__読む文章__
□ □ □

Wein, Weib und Gesang

ワイン、女 そして歌、此れを愛しまない輩は、一生涯馬鹿者であり続ける。マルティン・ルター(1483-1546)

黒ヘル群集と将来の指導者

2012-07-02 | 歴史・時事
大飯の再稼動反対運動「オキュパイ大飯」には賞賛の仕様がない。出かけていたので土曜日中は全ては観られなかったが、少なくとも田中龍作ジャーナルやIWJが伝えるところからすると、最初は運動そのものの形が定まらなかったのだが、鳴り物が入りのその踊る非暴力主義が明らかになると、途轍もない市民運動としてそれが捉えられるようになる。

運動家が張ったピケを崩そうと黒装束ならぬ黒ヘルメットの強靭な機動隊がプッシュで物理的な圧力を掛けると、一旦押し問答となりつつ、両手を揚げて、「暴力反対」と叫ぶ運動に警察権力を使った国家権力の暴力装置の存在がネットでも明らかになる。

正しく暴力を行使するのは国家権力であり、市民は無抵抗なのである。しかし、自由意志で集まった運動家は、その物理的な圧力に身体を張って戦い、IWJで二十万人を優に超す視聴者を魅了した ― 最終的に三十万人を超え三十五万人に迫ろうとしている!

この数が何に相当するかと言えば、ドイツ連邦共和国での5%条項とする有権者の中での有効な投票数で、政治を動かす議員数を意味するのである。万が一、こうした脱原発と民主主義への強い声が立法府に反映しないとすれば、日本のその制度がもはや正統性を失っていることを示していることになるのである。行政府には無いが立法府にも無い正統性、八月中に野田政権が計画しているソフトランディング、しかし七月中に無政府状態となっても全く不思議ではない。

無尽蔵なそのエネルギーはなるほど若い血かもしれないが、同じように若い黒いヘルメットの交代要員には疲労が滲んでいた。肉体と肉体のぶつかり合いで、体格も装備も遥かに良い黒ヘルメットにめげない彼らには、明らかに打ち合わせも十分でもないにかかわらず、統制の良さと意志の強さが見られる。これも首相官邸前の抗議行動と同じである ― 最後に警備に対して礼をしてゴミ掃除までする抗議行動、機動隊と「記念撮影」しながら最後に再び再稼動反対を叫ぶ、なんと立派で生真面目な人たちだろう。

□ □ □

__提供データ__
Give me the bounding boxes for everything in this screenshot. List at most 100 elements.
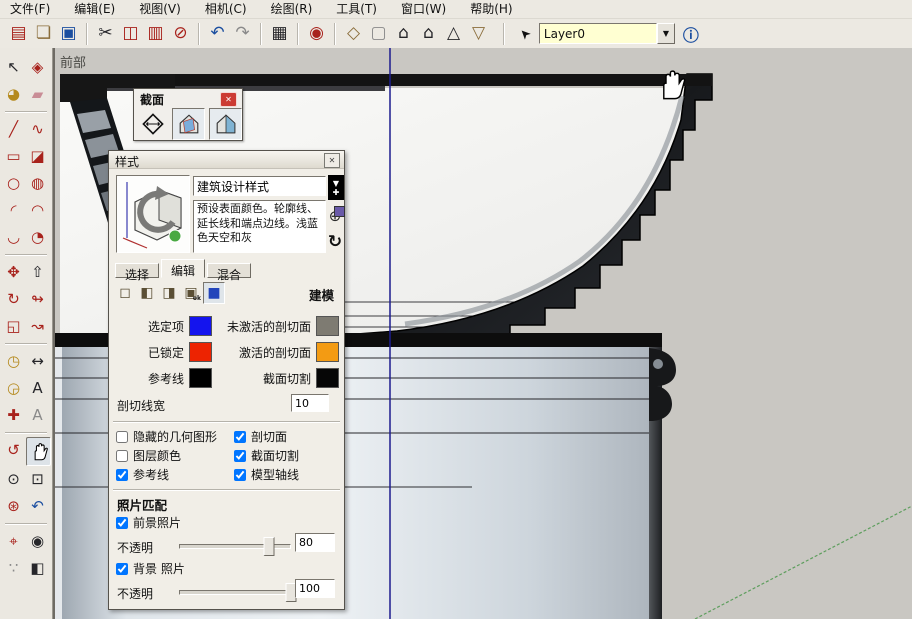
look-around-tool[interactable]: ◉	[26, 528, 49, 555]
guides-checkbox[interactable]	[116, 469, 128, 481]
model-axes-checkbox[interactable]	[234, 469, 246, 481]
section-plane-button[interactable]	[137, 109, 168, 139]
hidden-geometry-checkbox[interactable]	[116, 431, 128, 443]
polygon-tool[interactable]: ◍	[26, 170, 49, 197]
section-plane-tool[interactable]: ◧	[26, 555, 49, 582]
detail-menu-button[interactable]: ▼ ✚	[328, 175, 344, 200]
checkbox-color-by-layer[interactable]: 图层颜色	[116, 447, 234, 464]
three-point-arc-tool[interactable]: ◡	[2, 224, 25, 251]
style-name-input[interactable]	[193, 176, 326, 196]
previous-view-tool[interactable]: ↶	[26, 493, 49, 520]
rotated-rectangle-tool[interactable]: ◪	[26, 143, 49, 170]
save-icon[interactable]: ▣	[56, 22, 81, 46]
menu-edit[interactable]: 编辑(E)	[64, 0, 129, 19]
menu-view[interactable]: 视图(V)	[129, 0, 195, 19]
orbit-tool[interactable]: ↺	[2, 437, 25, 464]
styles-dialog-titlebar[interactable]: 样式 ✕	[109, 151, 344, 169]
text-tool[interactable]: A	[26, 375, 49, 402]
pan-tool[interactable]	[26, 437, 51, 466]
bg-opacity-input[interactable]	[295, 579, 335, 598]
print-icon[interactable]: ▦	[267, 22, 292, 46]
checkbox-hidden-geometry[interactable]: 隐藏的几何图形	[116, 428, 234, 445]
foreground-photo-checkbox[interactable]	[116, 517, 128, 529]
erase-icon[interactable]: ⊘	[168, 22, 193, 46]
arc-tool[interactable]: ◜	[2, 197, 25, 224]
face-settings-icon[interactable]: ◧	[137, 283, 157, 303]
tab-select[interactable]: 选择	[115, 263, 159, 278]
layer-field[interactable]: Layer0	[539, 23, 657, 44]
checkbox-foreground-photo[interactable]: 前景照片	[116, 514, 181, 531]
checkbox-section-cuts[interactable]: 截面切割	[234, 447, 342, 464]
position-camera-tool[interactable]: ⌖	[2, 528, 25, 555]
swatch-active-section[interactable]	[316, 342, 339, 362]
menu-window[interactable]: 窗口(W)	[391, 0, 460, 19]
top-view-icon[interactable]: ▽	[466, 22, 491, 46]
axes-tool[interactable]: ✚	[2, 402, 25, 429]
freehand-tool[interactable]: ∿	[26, 116, 49, 143]
cut-icon[interactable]: ✂	[93, 22, 118, 46]
offset-tool[interactable]: ↝	[26, 313, 49, 340]
pie-tool[interactable]: ◔	[26, 224, 49, 251]
section-toolbar-close-button[interactable]: ✕	[220, 92, 237, 107]
update-style-button[interactable]: ↻	[324, 231, 346, 253]
checkbox-section-planes[interactable]: 剖切面	[234, 428, 342, 445]
eraser-tool[interactable]: ▰	[26, 81, 49, 108]
swatch-locked[interactable]	[189, 342, 212, 362]
create-style-button[interactable]: ⊕	[324, 205, 346, 227]
entity-info-icon[interactable]: ⓘ	[683, 22, 699, 46]
watermark-settings-icon[interactable]: ▣ ok	[181, 283, 201, 303]
zoom-extents-tool[interactable]: ⊛	[2, 493, 25, 520]
circle-tool[interactable]: ○	[2, 170, 25, 197]
swatch-section-cut[interactable]	[316, 368, 339, 388]
menu-file[interactable]: 文件(F)	[0, 0, 64, 19]
display-section-cuts-button[interactable]	[209, 108, 242, 140]
color-by-layer-checkbox[interactable]	[116, 450, 128, 462]
walk-tool[interactable]: ∵	[2, 555, 25, 582]
iso-view-icon[interactable]: ◇	[341, 22, 366, 46]
zoom-window-tool[interactable]: ⊡	[26, 466, 49, 493]
tab-edit[interactable]: 编辑	[161, 259, 205, 278]
edge-settings-icon[interactable]: ◻	[115, 283, 135, 303]
two-point-arc-tool[interactable]: ◠	[26, 197, 49, 224]
section-planes-checkbox[interactable]	[234, 431, 246, 443]
checkbox-model-axes[interactable]: 模型轴线	[234, 466, 342, 483]
paste-icon[interactable]: ▥	[143, 22, 168, 46]
modeling-settings-icon[interactable]: ■	[203, 282, 225, 304]
model-info-icon[interactable]: ◉	[304, 22, 329, 46]
fg-opacity-input[interactable]	[295, 533, 335, 552]
fg-opacity-slider[interactable]	[179, 537, 291, 554]
new-document-icon[interactable]: ▤	[6, 22, 31, 46]
dimensions-tool[interactable]: ↔	[26, 348, 49, 375]
section-cuts-checkbox[interactable]	[234, 450, 246, 462]
menu-help[interactable]: 帮助(H)	[460, 0, 526, 19]
tape-measure-tool[interactable]: ◷	[2, 348, 25, 375]
undo-icon[interactable]: ↶	[205, 22, 230, 46]
checkbox-guides[interactable]: 参考线	[116, 466, 234, 483]
scale-tool[interactable]: ◱	[2, 313, 25, 340]
line-tool[interactable]: ╱	[2, 116, 25, 143]
open-icon[interactable]: ❏	[31, 22, 56, 46]
rectangle-tool[interactable]: ▭	[2, 143, 25, 170]
paint-bucket-tool[interactable]: ◕	[2, 81, 25, 108]
background-settings-icon[interactable]: ◨	[159, 283, 179, 303]
swatch-inactive-section[interactable]	[316, 316, 339, 336]
background-photo-checkbox[interactable]	[116, 563, 128, 575]
copy-icon[interactable]: ◫	[118, 22, 143, 46]
menu-draw[interactable]: 绘图(R)	[261, 0, 327, 19]
left-view-icon[interactable]: △	[441, 22, 466, 46]
style-description[interactable]: 预设表面颜色。轮廓线、延长线和端点边线。浅蓝色天空和灰	[193, 200, 326, 253]
select-tool[interactable]: ↖	[2, 54, 25, 81]
tab-mix[interactable]: 混合	[207, 263, 251, 278]
push-pull-tool[interactable]: ⇧	[26, 259, 49, 286]
front-view-icon[interactable]: ⌂	[391, 22, 416, 46]
checkbox-background-photo[interactable]: 背景 照片	[116, 560, 185, 577]
move-tool[interactable]: ✥	[2, 259, 25, 286]
styles-dialog-close-button[interactable]: ✕	[324, 153, 340, 168]
menu-camera[interactable]: 相机(C)	[195, 0, 261, 19]
zoom-tool[interactable]: ⊙	[2, 466, 25, 493]
back-view-icon[interactable]: ⌂	[416, 22, 441, 46]
make-component-tool[interactable]: ◈	[26, 54, 49, 81]
xray-view-icon[interactable]: ▢	[366, 22, 391, 46]
section-line-width-input[interactable]	[291, 394, 329, 412]
three-d-text-tool[interactable]: A	[26, 402, 49, 429]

□ □ □

__課題 1__
大飯の再稼動反対運動についての文章のうち、「黒ヘル群集と将来の指導者」で始まり「それが捉えられるようになる。」で終わる部分を、一字も変えずに打ち直してください。
__課題 2__
提供データの行のうち、「528, 49, 555]」を含む行で始まり「555, 49, 582]」を含む行で終わる範囲を、両端も含めてJSONの文字列リストに変換してください。一行を一つの文字列にし、空行は入れないでください。

__解答 1__
黒ヘル群集と将来の指導者

2012-07-02 | 歴史・時事
大飯の再稼動反対運動「オキュパイ大飯」には賞賛の仕様がない。出かけていたので土曜日中は全ては観られなかったが、少なくとも田中龍作ジャーナルやIWJが伝えるところからすると、最初は運動そのものの形が定まらなかったのだが、鳴り物が入りのその踊る非暴力主義が明らかになると、途轍もない市民運動としてそれが捉えられるようになる。

__解答 2__
[
  "look-around-tool[interactable]: ◉\t[26, 528, 49, 555]",
  "guides-checkbox[interactable]\t[116, 469, 128, 481]",
  "model-axes-checkbox[interactable]\t[234, 469, 246, 481]",
  "section-plane-button[interactable]\t[137, 109, 168, 139]",
  "hidden-geometry-checkbox[interactable]\t[116, 431, 128, 443]",
  "polygon-tool[interactable]: ◍\t[26, 170, 49, 197]",
  "section-plane-tool[interactable]: ◧\t[26, 555, 49, 582]"
]